**What is expected**. How many lines in the records below hold the string "true"? Please answer with the number and nothing more.

**Recorded information**.
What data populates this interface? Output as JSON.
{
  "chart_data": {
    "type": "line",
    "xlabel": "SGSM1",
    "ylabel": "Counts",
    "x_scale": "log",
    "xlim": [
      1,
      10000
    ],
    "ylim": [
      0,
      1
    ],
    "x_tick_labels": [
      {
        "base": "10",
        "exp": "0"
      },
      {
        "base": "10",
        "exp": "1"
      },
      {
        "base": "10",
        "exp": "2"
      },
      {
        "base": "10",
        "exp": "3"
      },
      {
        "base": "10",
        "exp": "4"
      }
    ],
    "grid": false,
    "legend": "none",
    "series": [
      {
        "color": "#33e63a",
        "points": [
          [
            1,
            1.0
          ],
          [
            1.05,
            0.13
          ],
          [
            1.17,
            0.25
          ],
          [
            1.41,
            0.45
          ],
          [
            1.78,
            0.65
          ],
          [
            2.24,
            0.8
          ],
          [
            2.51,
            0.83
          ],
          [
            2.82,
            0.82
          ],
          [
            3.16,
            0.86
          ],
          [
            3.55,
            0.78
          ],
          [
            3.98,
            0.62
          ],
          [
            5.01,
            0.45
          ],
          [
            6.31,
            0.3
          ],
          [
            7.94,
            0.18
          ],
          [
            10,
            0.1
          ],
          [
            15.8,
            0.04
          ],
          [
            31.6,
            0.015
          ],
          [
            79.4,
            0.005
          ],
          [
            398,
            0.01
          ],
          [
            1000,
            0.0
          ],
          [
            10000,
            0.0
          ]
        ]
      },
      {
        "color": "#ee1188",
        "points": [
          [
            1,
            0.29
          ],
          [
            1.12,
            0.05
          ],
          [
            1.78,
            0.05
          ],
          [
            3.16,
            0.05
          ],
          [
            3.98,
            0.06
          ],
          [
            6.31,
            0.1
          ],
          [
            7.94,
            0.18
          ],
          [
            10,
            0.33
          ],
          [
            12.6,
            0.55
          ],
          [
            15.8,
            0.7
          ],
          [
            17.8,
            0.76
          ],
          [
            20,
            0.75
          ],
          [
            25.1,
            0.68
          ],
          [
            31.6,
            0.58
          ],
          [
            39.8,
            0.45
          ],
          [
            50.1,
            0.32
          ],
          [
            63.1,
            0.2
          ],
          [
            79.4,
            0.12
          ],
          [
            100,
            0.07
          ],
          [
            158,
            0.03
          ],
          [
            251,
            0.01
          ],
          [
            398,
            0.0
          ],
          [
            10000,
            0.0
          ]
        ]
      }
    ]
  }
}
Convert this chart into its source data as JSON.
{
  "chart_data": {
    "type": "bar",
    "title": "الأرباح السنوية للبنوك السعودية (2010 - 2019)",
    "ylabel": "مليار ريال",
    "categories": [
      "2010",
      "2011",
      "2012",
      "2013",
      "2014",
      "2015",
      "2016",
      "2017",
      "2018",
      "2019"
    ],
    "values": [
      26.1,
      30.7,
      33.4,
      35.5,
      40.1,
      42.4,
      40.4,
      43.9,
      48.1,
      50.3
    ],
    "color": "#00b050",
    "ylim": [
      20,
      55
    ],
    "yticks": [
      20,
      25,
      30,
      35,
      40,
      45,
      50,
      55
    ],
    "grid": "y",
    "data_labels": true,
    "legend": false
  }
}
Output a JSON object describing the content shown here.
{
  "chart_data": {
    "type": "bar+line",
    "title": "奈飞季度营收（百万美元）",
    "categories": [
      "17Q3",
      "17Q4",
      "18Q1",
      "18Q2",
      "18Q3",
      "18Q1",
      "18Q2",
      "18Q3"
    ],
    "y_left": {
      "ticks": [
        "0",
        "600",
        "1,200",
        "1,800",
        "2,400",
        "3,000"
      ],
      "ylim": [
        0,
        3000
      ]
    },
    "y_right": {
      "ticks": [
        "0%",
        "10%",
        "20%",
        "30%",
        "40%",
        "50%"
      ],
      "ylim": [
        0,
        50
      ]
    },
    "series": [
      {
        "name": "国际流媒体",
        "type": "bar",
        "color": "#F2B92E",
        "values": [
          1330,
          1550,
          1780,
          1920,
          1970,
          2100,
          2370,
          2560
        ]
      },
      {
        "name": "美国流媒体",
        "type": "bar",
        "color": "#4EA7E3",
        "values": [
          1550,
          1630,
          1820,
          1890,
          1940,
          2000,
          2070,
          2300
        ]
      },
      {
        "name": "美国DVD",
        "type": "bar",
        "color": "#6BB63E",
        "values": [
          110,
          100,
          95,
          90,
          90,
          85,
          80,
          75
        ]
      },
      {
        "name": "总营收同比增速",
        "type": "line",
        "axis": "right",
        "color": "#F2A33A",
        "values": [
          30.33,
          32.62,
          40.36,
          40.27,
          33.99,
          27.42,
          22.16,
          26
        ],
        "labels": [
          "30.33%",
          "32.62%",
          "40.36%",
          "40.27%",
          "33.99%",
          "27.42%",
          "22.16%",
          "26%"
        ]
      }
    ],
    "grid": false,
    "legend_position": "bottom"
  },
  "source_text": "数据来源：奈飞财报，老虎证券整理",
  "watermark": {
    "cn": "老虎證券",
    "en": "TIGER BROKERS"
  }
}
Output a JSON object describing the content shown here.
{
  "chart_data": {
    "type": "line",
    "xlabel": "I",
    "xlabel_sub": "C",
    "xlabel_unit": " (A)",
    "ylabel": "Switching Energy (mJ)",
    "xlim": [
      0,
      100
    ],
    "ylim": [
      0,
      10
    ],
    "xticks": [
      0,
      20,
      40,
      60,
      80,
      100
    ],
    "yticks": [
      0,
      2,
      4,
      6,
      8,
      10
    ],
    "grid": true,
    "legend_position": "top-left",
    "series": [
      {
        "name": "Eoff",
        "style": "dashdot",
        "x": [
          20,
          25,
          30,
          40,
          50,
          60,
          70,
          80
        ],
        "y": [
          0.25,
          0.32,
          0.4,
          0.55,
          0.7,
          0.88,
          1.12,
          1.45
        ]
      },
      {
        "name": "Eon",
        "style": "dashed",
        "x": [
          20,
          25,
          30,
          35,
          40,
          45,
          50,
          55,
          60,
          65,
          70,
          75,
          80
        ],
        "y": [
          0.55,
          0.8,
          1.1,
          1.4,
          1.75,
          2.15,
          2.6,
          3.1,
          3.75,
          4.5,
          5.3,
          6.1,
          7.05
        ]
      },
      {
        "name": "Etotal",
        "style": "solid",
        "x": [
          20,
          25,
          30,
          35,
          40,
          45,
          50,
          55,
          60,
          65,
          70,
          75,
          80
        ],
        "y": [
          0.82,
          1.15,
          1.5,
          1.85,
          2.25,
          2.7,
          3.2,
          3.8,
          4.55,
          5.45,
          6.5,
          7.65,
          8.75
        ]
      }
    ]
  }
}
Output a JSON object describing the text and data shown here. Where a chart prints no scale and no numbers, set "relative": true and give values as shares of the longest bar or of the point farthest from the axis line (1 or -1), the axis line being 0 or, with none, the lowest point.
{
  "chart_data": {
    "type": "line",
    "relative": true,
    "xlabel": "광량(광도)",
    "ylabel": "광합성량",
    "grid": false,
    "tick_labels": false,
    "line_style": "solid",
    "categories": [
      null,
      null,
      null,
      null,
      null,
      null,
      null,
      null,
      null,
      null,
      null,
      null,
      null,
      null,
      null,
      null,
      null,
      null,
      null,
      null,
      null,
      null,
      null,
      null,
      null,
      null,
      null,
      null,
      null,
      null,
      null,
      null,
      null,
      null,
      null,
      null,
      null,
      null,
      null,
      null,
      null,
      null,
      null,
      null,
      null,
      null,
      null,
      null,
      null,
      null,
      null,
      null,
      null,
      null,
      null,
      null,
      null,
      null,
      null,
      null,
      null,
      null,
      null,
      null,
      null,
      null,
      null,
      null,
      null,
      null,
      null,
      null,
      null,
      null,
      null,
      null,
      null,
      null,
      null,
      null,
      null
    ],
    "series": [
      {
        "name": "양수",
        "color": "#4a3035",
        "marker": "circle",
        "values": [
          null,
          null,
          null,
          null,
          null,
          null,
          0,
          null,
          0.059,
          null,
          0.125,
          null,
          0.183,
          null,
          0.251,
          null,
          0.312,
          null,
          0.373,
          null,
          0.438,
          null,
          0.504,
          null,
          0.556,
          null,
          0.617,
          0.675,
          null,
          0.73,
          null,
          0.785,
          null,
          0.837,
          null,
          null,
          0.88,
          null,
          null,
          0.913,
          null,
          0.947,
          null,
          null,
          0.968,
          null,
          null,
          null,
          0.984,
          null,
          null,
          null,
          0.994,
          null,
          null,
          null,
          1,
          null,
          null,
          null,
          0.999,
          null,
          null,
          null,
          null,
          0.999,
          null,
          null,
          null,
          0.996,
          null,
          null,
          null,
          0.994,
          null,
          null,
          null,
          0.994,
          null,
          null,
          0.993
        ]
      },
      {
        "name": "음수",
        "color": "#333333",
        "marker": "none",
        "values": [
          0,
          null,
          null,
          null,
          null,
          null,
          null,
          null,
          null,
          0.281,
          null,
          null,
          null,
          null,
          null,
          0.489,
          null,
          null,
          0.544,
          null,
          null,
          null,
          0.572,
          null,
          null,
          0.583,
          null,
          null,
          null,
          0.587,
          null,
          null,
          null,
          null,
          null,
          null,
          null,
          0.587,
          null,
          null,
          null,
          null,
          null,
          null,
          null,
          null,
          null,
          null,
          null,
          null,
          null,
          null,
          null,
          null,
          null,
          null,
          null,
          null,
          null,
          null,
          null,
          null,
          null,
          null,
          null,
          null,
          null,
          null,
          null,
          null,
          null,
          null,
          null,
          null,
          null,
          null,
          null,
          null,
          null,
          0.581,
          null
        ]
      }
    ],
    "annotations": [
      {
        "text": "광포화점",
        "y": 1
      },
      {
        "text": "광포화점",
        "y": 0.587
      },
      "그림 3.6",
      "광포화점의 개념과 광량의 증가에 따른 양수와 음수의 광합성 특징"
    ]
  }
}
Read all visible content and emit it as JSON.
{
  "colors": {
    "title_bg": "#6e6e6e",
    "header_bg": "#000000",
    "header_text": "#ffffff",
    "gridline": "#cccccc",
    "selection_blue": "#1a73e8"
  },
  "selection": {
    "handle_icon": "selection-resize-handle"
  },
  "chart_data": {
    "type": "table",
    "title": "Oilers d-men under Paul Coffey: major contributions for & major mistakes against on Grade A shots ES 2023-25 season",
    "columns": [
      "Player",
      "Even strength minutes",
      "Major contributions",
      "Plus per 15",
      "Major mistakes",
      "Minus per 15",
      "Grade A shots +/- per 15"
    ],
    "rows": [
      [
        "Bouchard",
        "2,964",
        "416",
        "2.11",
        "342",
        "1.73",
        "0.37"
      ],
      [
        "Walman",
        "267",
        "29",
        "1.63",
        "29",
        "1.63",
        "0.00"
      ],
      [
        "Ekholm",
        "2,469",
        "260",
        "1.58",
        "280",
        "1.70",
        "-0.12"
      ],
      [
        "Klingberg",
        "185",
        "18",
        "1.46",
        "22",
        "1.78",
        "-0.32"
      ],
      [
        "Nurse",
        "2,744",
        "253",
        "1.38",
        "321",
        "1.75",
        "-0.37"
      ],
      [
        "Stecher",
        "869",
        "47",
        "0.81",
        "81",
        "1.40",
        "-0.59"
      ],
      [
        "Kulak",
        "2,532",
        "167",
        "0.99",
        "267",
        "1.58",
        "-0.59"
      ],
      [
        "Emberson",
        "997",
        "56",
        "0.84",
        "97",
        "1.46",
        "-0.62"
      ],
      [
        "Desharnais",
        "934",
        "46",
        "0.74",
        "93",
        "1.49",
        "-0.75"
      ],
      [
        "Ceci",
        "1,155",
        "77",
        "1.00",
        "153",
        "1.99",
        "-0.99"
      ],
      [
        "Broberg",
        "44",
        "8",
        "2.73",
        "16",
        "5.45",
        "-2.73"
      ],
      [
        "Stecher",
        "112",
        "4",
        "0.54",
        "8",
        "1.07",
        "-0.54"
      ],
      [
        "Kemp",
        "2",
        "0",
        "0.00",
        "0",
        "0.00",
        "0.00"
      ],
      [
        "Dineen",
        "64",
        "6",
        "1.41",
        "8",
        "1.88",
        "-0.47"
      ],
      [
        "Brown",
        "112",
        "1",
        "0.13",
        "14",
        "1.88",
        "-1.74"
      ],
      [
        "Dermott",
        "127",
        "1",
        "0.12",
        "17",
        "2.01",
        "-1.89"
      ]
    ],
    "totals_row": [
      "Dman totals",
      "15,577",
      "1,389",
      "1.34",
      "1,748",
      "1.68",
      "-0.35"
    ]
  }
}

**Finished task**. 4